Count every line in the entries that follow where the word "semantic" appears, then state only the total.

◆ ◆ ◆ ◆ ◆ ◆ ◆

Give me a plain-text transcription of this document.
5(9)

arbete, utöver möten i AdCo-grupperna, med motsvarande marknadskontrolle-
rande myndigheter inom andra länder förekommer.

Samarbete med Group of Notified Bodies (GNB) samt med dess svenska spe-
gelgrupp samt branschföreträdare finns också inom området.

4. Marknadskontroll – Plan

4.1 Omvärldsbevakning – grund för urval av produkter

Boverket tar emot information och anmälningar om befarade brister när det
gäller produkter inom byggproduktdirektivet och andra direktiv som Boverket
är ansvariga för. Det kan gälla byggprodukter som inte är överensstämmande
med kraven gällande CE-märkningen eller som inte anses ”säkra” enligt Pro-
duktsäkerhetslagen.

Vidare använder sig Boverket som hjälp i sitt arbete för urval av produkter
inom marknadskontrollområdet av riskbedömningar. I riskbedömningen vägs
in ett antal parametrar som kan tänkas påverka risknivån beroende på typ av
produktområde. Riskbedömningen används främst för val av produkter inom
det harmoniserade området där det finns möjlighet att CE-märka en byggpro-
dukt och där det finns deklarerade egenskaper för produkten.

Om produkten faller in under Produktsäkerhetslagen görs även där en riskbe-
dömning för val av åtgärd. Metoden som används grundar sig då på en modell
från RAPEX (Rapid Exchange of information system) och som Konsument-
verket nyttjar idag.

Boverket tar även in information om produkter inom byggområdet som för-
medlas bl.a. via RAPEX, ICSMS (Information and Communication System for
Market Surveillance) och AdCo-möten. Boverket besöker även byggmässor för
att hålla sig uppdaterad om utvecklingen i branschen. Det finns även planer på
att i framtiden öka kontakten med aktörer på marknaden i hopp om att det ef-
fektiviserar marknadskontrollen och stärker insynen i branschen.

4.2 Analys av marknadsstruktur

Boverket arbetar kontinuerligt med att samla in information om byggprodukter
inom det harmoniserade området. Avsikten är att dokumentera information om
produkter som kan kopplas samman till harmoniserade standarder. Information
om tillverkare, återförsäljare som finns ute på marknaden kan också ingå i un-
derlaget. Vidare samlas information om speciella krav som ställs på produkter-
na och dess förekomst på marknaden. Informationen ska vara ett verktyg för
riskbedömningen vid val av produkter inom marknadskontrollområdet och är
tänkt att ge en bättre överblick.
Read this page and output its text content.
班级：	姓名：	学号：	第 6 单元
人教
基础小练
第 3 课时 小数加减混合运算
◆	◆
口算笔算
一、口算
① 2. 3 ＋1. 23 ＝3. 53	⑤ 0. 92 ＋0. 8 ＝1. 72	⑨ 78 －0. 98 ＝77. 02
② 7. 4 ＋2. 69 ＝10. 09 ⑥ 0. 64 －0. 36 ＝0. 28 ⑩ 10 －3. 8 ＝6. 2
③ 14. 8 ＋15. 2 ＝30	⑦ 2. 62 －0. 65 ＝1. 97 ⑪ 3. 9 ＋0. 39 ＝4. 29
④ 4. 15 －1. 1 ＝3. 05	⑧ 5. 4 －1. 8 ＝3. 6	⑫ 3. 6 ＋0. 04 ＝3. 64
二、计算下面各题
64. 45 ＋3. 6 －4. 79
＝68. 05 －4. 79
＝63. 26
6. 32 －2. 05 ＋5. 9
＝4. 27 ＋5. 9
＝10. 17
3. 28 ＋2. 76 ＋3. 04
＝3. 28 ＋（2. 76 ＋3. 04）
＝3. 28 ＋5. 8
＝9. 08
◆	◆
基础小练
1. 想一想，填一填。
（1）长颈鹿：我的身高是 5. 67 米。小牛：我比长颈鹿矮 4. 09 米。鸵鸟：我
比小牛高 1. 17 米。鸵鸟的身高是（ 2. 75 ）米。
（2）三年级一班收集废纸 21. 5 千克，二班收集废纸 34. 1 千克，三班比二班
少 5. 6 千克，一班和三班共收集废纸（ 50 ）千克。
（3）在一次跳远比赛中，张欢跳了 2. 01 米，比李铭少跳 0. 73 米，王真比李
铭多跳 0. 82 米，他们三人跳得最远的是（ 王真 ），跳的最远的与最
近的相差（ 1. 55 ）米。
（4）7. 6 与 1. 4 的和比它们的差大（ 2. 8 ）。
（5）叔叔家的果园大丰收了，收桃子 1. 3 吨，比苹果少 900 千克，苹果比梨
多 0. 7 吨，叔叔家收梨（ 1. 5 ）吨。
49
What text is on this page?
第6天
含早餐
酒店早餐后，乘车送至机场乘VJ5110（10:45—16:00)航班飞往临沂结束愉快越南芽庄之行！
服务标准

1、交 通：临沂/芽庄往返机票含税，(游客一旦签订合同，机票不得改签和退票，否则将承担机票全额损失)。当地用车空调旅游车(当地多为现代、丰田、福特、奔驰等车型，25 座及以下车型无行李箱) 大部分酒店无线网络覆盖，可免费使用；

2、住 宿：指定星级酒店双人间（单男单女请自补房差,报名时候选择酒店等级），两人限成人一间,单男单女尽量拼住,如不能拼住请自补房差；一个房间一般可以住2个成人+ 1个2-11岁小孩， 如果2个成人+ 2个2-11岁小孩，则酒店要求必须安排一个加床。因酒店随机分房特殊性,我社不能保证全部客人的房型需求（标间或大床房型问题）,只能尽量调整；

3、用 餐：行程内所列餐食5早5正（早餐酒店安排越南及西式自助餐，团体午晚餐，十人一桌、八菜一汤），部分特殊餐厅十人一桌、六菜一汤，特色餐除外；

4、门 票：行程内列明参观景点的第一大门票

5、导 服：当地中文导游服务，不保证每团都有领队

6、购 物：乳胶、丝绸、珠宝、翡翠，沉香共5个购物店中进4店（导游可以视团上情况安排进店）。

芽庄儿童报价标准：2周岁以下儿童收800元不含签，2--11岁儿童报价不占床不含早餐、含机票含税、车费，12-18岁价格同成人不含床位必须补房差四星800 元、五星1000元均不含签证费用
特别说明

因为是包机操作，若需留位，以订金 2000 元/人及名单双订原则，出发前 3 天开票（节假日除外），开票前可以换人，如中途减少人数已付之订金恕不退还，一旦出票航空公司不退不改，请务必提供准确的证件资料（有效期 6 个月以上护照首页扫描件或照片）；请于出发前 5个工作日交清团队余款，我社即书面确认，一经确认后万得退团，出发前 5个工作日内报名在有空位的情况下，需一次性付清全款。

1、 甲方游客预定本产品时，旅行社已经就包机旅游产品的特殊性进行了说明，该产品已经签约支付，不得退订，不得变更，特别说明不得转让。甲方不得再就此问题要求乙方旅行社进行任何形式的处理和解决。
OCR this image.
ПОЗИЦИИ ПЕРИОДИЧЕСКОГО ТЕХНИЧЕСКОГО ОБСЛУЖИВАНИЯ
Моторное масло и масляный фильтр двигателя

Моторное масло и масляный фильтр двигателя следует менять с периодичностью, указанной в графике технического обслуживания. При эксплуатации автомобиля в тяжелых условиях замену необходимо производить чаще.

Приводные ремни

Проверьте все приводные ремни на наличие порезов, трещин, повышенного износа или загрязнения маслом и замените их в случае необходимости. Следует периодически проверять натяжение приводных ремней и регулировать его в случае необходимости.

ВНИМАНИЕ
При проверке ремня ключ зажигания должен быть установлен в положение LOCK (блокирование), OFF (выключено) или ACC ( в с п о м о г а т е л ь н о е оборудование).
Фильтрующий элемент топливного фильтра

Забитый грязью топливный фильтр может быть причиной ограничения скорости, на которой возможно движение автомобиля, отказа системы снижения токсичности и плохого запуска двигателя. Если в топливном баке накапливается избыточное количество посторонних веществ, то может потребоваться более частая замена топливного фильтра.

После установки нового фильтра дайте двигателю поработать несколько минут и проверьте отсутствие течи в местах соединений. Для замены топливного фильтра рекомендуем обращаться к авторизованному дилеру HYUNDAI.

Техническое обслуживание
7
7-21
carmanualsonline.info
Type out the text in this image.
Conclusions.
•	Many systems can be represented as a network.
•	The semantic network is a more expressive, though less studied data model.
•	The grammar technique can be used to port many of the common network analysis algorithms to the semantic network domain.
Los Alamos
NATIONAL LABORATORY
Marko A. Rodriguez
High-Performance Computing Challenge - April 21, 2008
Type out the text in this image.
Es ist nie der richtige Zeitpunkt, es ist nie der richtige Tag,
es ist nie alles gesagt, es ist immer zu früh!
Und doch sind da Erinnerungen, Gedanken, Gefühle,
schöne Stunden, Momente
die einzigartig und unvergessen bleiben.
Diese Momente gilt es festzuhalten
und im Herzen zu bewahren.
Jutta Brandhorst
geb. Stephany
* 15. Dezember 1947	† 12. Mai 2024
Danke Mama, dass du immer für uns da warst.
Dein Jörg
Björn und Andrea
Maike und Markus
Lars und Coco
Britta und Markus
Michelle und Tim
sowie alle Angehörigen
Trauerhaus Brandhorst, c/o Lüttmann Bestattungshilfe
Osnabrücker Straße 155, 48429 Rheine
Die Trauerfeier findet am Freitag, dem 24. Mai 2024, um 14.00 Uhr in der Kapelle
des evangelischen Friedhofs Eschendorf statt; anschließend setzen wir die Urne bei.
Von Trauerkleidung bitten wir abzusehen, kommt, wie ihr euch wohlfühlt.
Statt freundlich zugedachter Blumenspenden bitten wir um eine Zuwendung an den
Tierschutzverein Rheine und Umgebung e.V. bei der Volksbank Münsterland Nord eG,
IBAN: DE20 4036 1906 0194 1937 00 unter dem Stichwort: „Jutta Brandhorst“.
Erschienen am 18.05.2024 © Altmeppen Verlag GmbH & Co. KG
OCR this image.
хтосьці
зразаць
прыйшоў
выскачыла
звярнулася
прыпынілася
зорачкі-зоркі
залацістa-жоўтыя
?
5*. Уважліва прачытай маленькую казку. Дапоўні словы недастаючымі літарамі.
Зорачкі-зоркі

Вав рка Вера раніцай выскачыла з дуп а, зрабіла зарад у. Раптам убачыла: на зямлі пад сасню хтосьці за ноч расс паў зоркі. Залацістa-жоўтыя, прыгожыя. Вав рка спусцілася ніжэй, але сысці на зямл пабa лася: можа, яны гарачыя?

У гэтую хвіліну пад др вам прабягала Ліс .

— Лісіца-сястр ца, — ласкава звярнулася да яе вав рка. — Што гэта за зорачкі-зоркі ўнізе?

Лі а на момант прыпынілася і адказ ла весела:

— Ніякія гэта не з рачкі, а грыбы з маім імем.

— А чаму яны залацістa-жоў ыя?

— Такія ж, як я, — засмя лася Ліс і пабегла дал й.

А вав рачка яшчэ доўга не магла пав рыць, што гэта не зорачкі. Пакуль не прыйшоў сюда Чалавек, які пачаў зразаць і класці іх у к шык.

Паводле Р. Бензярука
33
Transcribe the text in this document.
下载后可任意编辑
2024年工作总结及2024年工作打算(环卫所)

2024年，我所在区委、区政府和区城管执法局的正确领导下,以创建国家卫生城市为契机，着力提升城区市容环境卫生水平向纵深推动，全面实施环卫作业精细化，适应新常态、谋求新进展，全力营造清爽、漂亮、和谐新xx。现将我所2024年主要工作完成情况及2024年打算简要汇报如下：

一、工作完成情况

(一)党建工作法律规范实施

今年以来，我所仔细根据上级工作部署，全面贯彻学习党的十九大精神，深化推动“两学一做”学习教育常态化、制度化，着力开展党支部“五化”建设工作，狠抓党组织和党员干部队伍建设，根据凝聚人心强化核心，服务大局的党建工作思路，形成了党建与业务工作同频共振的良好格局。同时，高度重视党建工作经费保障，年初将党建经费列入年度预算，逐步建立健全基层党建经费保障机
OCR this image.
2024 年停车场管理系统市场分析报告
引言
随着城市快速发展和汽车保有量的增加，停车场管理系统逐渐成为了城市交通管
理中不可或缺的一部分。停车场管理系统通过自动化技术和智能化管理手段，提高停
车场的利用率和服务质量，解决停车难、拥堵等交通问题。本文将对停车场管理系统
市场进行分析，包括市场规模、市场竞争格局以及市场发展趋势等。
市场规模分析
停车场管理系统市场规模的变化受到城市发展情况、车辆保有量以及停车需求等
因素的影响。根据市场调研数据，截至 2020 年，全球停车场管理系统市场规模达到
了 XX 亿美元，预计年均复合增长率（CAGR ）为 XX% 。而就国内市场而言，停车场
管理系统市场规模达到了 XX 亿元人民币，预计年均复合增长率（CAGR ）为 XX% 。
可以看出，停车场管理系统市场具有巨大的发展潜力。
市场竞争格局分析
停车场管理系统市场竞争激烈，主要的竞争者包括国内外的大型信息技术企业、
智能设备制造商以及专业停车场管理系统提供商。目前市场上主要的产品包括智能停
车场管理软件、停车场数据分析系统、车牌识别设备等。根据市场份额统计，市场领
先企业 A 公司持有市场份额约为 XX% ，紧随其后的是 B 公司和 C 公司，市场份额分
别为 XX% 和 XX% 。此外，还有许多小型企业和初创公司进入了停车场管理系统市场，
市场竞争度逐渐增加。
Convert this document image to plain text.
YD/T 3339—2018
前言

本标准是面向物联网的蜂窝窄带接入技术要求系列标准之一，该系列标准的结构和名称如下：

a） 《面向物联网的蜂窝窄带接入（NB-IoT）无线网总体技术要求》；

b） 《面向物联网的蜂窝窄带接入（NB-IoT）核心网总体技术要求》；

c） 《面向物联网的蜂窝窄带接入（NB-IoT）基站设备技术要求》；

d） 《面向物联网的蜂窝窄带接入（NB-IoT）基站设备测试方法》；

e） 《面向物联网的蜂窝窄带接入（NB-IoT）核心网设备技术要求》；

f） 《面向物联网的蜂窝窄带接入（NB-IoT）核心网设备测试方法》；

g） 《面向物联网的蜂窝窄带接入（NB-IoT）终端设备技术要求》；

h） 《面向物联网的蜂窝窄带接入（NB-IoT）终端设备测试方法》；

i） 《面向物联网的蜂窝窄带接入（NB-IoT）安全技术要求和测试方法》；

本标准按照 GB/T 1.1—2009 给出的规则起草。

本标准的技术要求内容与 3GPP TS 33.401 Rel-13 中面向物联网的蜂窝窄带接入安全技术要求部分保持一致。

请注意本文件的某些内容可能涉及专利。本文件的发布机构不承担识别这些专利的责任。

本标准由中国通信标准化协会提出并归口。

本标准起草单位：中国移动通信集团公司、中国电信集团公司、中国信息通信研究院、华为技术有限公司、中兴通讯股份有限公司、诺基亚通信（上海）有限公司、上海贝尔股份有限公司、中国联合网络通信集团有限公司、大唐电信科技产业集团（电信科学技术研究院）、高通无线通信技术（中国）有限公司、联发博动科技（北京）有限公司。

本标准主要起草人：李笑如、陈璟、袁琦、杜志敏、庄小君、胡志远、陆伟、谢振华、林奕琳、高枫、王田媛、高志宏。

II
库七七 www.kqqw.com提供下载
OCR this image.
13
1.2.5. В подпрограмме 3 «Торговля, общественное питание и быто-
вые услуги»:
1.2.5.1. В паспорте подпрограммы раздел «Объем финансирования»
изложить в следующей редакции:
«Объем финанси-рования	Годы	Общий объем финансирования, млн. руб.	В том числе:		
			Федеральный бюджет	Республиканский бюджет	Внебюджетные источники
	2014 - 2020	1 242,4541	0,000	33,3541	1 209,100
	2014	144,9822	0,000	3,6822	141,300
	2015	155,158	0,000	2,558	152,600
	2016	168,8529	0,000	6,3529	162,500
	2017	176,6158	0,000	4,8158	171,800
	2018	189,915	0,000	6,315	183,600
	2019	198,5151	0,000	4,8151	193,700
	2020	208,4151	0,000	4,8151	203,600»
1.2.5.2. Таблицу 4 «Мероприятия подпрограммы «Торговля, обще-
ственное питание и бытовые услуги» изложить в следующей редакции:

◆ ◆ ◆ ◆ ◆ ◆ ◆

▶ _WRITTEN REPLY_
2